Written instruction >> The entire listing is to be repeated verbatim.

Dataset >>
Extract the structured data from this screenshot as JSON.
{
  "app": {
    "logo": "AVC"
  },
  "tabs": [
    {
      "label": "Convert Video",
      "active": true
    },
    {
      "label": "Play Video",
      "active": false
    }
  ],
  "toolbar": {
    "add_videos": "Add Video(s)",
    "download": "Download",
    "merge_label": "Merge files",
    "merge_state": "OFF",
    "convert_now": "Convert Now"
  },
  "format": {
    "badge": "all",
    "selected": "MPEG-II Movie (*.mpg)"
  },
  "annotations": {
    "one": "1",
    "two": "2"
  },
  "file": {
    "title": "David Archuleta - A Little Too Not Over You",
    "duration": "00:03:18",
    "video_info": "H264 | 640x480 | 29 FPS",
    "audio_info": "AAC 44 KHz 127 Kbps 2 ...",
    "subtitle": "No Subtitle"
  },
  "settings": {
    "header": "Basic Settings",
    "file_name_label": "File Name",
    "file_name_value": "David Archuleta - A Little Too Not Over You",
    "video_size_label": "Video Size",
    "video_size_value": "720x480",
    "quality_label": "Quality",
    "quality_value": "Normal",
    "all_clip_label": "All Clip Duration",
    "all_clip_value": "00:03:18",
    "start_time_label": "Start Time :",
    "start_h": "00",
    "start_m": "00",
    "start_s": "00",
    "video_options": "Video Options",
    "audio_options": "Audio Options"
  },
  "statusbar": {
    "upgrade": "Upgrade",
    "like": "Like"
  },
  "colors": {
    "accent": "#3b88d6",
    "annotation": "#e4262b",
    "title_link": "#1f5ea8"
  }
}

Written response >>
Extract the structured data from this screenshot as JSON.
{
  "app": {
    "logo": "AVC"
  },
  "tabs": [
    {
      "label": "Convert Video",
      "active": true
    },
    {
      "label": "Play Video",
      "active": false
    }
  ],
  "toolbar": {
    "add_videos": "Add Video(s)",
    "download": "Download",
    "merge_label": "Merge files",
    "merge_state": "OFF",
    "convert_now": "Convert Now"
  },
  "format": {
    "badge": "all",
    "selected": "MPEG-II Movie (*.mpg)"
  },
  "annotations": {
    "one": "1",
    "two": "2"
  },
  "file": {
    "title": "David Archuleta - A Little Too Not Over You",
    "duration": "00:03:18",
    "video_info": "H264 | 640x480 | 29 FPS",
    "audio_info": "AAC 44 KHz 127 Kbps 2 ...",
    "subtitle": "No Subtitle"
  },
  "settings": {
    "header": "Basic Settings",
    "file_name_label": "File Name",
    "file_name_value": "David Archuleta - A Little Too Not Over You",
    "video_size_label": "Video Size",
    "video_size_value": "720x480",
    "quality_label": "Quality",
    "quality_value": "Normal",
    "all_clip_label": "All Clip Duration",
    "all_clip_value": "00:03:18",
    "start_time_label": "Start Time :",
    "start_h": "00",
    "start_m": "00",
    "start_s": "00",
    "video_options": "Video Options",
    "audio_options": "Audio Options"
  },
  "statusbar": {
    "upgrade": "Upgrade",
    "like": "Like"
  },
  "colors": {
    "accent": "#3b88d6",
    "annotation": "#e4262b",
    "title_link": "#1f5ea8"
  }
}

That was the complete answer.